- Exercise details -
Output the full listing below exactly as it reads, and skip anything that is a picture.

- Source records -
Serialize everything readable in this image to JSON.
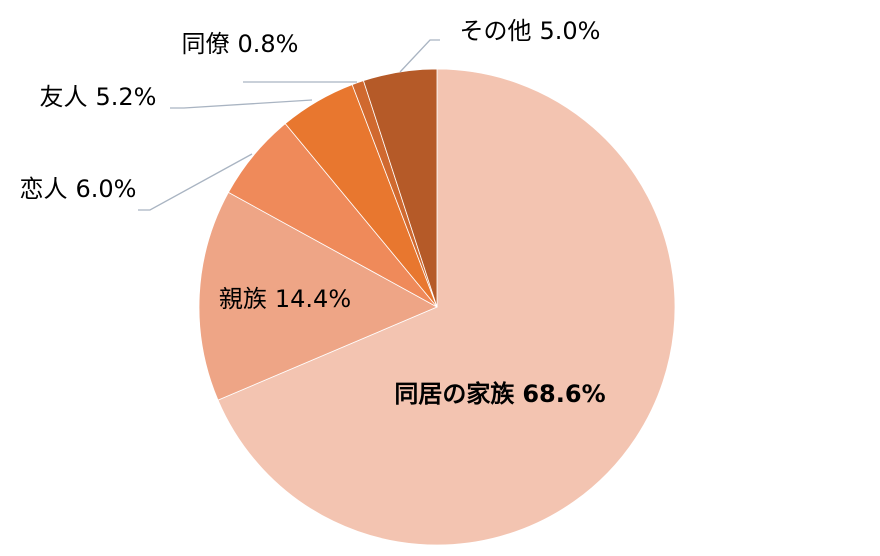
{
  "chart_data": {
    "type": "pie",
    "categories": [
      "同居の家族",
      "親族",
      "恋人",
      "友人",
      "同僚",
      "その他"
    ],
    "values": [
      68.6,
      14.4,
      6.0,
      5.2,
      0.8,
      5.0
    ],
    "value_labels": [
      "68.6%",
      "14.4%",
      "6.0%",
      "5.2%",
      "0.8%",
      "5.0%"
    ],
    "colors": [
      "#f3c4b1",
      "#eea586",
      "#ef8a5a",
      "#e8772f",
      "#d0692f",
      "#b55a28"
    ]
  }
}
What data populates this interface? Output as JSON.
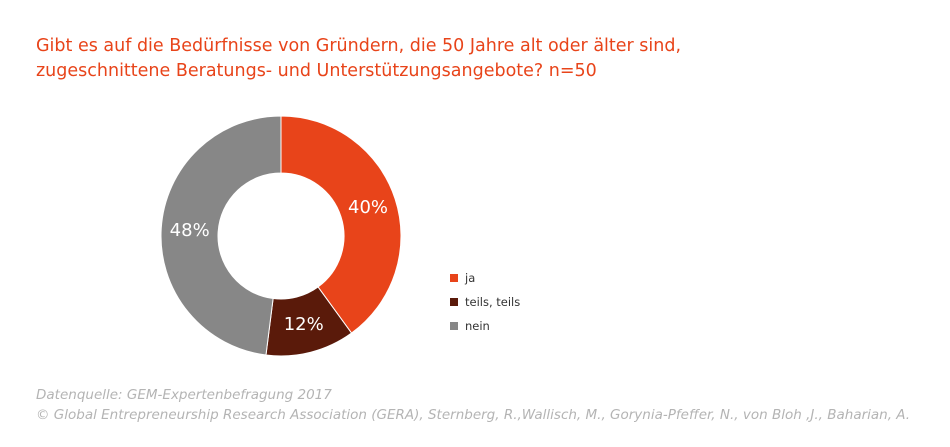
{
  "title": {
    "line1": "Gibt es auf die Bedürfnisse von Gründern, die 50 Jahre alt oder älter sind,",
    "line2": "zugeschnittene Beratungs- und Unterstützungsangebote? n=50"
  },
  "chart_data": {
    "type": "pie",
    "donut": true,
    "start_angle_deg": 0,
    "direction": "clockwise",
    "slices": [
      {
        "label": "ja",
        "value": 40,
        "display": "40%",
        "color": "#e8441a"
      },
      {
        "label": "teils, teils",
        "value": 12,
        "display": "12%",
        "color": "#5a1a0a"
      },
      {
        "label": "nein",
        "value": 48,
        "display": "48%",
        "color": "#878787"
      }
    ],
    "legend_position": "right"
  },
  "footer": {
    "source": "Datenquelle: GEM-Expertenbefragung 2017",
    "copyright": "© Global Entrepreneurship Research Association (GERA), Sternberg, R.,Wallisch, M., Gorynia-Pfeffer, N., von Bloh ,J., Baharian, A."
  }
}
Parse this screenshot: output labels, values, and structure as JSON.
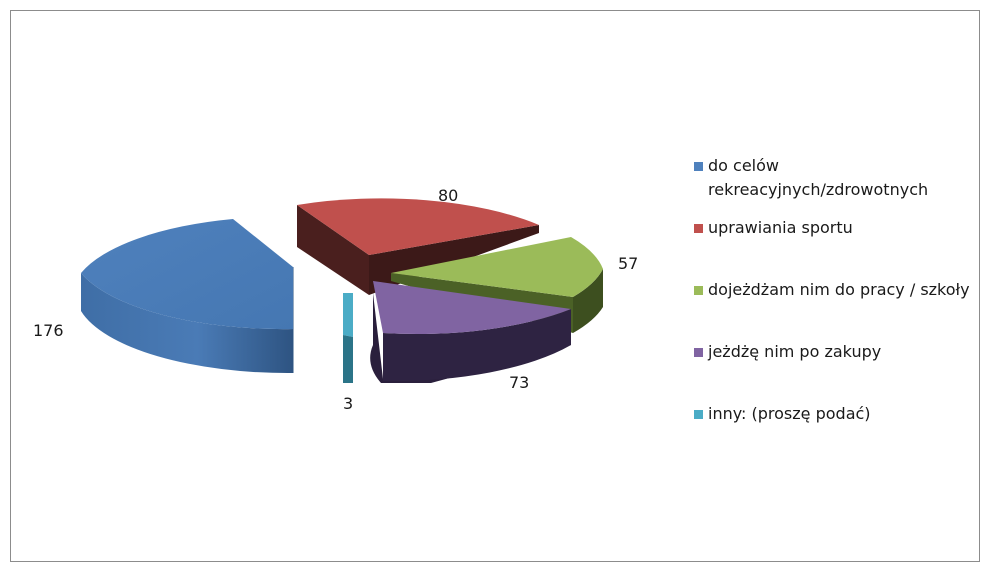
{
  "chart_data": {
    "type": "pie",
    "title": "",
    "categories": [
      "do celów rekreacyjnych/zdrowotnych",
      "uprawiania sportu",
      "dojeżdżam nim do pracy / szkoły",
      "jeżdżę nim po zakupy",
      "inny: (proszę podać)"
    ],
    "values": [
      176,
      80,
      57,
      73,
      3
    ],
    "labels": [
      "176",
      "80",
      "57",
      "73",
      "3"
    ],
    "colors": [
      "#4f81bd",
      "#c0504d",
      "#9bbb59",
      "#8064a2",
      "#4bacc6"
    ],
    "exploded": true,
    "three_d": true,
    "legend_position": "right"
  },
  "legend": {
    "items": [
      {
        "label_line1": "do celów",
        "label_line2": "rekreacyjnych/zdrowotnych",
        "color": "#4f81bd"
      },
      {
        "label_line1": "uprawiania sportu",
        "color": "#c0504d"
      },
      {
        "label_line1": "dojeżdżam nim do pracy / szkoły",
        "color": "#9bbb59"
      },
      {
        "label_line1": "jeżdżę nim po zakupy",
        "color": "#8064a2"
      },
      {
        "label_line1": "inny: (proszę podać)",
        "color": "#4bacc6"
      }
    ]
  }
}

- Response to this exercise -
Serialize everything readable in this image to JSON.
{
  "chart_data": {
    "type": "pie",
    "categories": [
      "同居の家族",
      "親族",
      "恋人",
      "友人",
      "同僚",
      "その他"
    ],
    "values": [
      68.6,
      14.4,
      6.0,
      5.2,
      0.8,
      5.0
    ],
    "value_labels": [
      "68.6%",
      "14.4%",
      "6.0%",
      "5.2%",
      "0.8%",
      "5.0%"
    ],
    "colors": [
      "#f3c4b1",
      "#eea586",
      "#ef8a5a",
      "#e8772f",
      "#d0692f",
      "#b55a28"
    ]
  }
}
What data populates this interface? Output as JSON.
{
  "title": {
    "line1": "Gibt es auf die Bedürfnisse von Gründern, die 50 Jahre alt oder älter sind,",
    "line2": "zugeschnittene Beratungs- und Unterstützungsangebote? n=50"
  },
  "chart_data": {
    "type": "pie",
    "donut": true,
    "start_angle_deg": 0,
    "direction": "clockwise",
    "slices": [
      {
        "label": "ja",
        "value": 40,
        "display": "40%",
        "color": "#e8441a"
      },
      {
        "label": "teils, teils",
        "value": 12,
        "display": "12%",
        "color": "#5a1a0a"
      },
      {
        "label": "nein",
        "value": 48,
        "display": "48%",
        "color": "#878787"
      }
    ],
    "legend_position": "right"
  },
  "footer": {
    "source": "Datenquelle: GEM-Expertenbefragung 2017",
    "copyright": "© Global Entrepreneurship Research Association (GERA), Sternberg, R.,Wallisch, M., Gorynia-Pfeffer, N., von Bloh ,J., Baharian, A."
  }
}
Parse this screenshot: output labels, values, and structure as JSON.
{
  "chart_data": {
    "type": "pie",
    "title": "",
    "categories": [
      "do celów rekreacyjnych/zdrowotnych",
      "uprawiania sportu",
      "dojeżdżam nim do pracy / szkoły",
      "jeżdżę nim po zakupy",
      "inny: (proszę podać)"
    ],
    "values": [
      176,
      80,
      57,
      73,
      3
    ],
    "labels": [
      "176",
      "80",
      "57",
      "73",
      "3"
    ],
    "colors": [
      "#4f81bd",
      "#c0504d",
      "#9bbb59",
      "#8064a2",
      "#4bacc6"
    ],
    "exploded": true,
    "three_d": true,
    "legend_position": "right"
  },
  "legend": {
    "items": [
      {
        "label_line1": "do celów",
        "label_line2": "rekreacyjnych/zdrowotnych",
        "color": "#4f81bd"
      },
      {
        "label_line1": "uprawiania sportu",
        "color": "#c0504d"
      },
      {
        "label_line1": "dojeżdżam nim do pracy / szkoły",
        "color": "#9bbb59"
      },
      {
        "label_line1": "jeżdżę nim po zakupy",
        "color": "#8064a2"
      },
      {
        "label_line1": "inny: (proszę podać)",
        "color": "#4bacc6"
      }
    ]
  }
}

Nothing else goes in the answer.